Short exercise ▸ Show every line in the entries below where the word "JSON" appears.

-- Start Material --

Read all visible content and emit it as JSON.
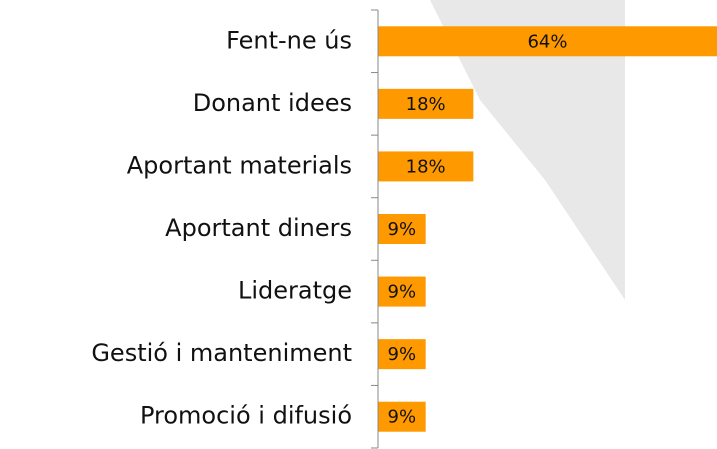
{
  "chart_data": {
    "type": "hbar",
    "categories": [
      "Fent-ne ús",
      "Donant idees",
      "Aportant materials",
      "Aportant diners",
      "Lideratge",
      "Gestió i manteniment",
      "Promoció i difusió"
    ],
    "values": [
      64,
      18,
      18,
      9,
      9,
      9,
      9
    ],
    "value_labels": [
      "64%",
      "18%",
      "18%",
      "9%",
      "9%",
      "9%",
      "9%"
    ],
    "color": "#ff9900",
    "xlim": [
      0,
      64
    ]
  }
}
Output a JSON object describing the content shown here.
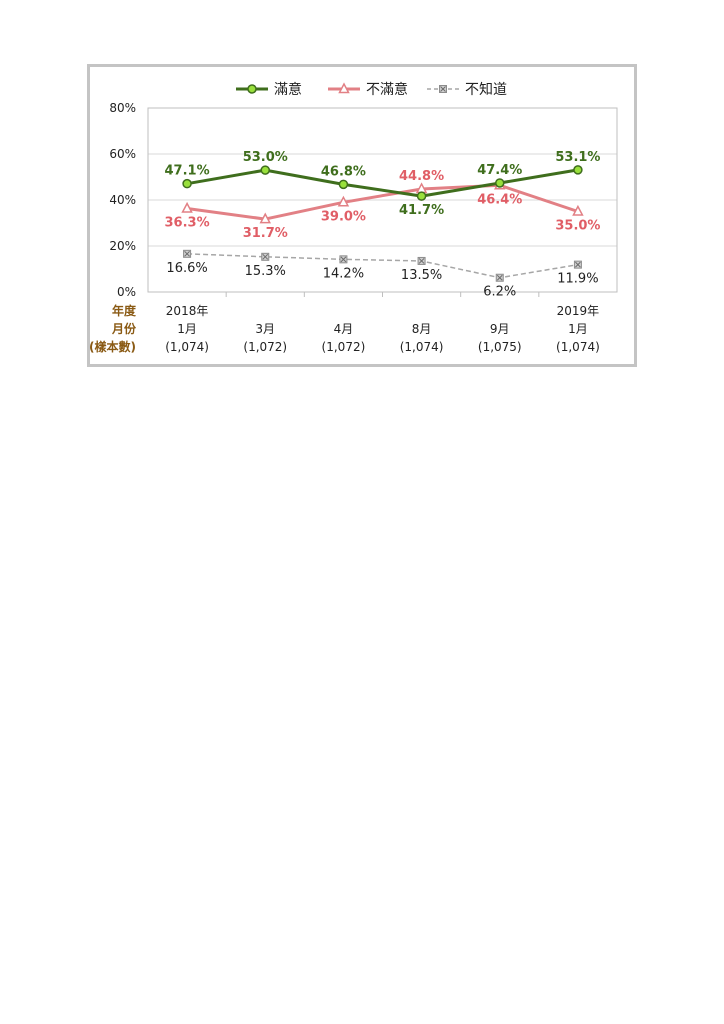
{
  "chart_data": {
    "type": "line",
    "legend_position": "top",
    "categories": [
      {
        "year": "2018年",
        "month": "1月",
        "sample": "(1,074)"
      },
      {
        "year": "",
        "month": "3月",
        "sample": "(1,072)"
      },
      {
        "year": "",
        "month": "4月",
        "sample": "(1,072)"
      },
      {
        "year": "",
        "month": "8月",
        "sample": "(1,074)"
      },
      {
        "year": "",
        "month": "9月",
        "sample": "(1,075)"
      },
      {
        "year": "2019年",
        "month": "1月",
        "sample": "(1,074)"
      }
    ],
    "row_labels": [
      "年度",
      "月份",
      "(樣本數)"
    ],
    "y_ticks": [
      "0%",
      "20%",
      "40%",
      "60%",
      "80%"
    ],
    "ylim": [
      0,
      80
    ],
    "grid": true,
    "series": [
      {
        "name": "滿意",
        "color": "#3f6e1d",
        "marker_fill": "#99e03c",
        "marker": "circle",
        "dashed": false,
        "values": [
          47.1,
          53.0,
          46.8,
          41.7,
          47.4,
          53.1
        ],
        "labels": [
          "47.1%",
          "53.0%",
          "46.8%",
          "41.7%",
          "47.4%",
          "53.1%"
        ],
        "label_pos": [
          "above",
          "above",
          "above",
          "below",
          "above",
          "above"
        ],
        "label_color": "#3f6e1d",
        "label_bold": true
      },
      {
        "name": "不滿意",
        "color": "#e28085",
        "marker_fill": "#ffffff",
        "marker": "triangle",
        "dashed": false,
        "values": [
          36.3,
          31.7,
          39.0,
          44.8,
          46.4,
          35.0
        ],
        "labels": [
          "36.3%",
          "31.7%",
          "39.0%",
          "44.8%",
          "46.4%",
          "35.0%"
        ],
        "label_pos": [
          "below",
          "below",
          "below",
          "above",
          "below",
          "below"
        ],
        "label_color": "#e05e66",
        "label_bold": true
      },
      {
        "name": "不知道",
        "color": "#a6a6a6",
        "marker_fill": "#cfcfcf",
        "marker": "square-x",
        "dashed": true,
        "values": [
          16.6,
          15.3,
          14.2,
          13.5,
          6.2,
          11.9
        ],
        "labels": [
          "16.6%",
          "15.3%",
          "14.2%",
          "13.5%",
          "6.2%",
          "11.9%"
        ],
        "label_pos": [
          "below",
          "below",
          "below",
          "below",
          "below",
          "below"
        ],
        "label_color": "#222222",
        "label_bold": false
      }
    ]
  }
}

-- End Material --

Final answer ▸
Read all visible content and emit it as JSON.
Output a JSON object describing the content shown here.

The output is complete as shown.